Each entry below should be reproduced character for character.
BEGIN Record extracts
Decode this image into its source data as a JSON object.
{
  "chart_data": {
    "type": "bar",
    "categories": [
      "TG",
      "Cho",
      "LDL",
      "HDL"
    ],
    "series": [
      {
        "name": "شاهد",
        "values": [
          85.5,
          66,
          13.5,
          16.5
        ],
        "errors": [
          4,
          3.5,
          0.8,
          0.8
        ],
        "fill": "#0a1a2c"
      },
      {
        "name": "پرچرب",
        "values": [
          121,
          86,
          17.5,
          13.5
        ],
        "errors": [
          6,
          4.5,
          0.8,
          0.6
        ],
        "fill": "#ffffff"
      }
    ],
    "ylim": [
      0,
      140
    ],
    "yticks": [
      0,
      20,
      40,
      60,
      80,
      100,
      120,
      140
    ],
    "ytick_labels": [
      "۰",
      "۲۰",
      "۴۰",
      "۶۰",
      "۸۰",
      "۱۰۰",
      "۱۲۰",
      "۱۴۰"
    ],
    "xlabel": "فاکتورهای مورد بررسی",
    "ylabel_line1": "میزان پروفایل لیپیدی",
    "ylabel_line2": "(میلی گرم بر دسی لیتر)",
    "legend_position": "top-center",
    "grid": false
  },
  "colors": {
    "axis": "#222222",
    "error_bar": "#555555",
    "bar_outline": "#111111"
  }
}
END Record extracts
◆ **Final result**
Decode this image into its source data as a JSON object.
{
  "chart_data": {
    "type": "bar",
    "categories": [
      "TG",
      "Cho",
      "LDL",
      "HDL"
    ],
    "series": [
      {
        "name": "شاهد",
        "values": [
          85.5,
          66,
          13.5,
          16.5
        ],
        "errors": [
          4,
          3.5,
          0.8,
          0.8
        ],
        "fill": "#0a1a2c"
      },
      {
        "name": "پرچرب",
        "values": [
          121,
          86,
          17.5,
          13.5
        ],
        "errors": [
          6,
          4.5,
          0.8,
          0.6
        ],
        "fill": "#ffffff"
      }
    ],
    "ylim": [
      0,
      140
    ],
    "yticks": [
      0,
      20,
      40,
      60,
      80,
      100,
      120,
      140
    ],
    "ytick_labels": [
      "۰",
      "۲۰",
      "۴۰",
      "۶۰",
      "۸۰",
      "۱۰۰",
      "۱۲۰",
      "۱۴۰"
    ],
    "xlabel": "فاکتورهای مورد بررسی",
    "ylabel_line1": "میزان پروفایل لیپیدی",
    "ylabel_line2": "(میلی گرم بر دسی لیتر)",
    "legend_position": "top-center",
    "grid": false
  },
  "colors": {
    "axis": "#222222",
    "error_bar": "#555555",
    "bar_outline": "#111111"
  }
}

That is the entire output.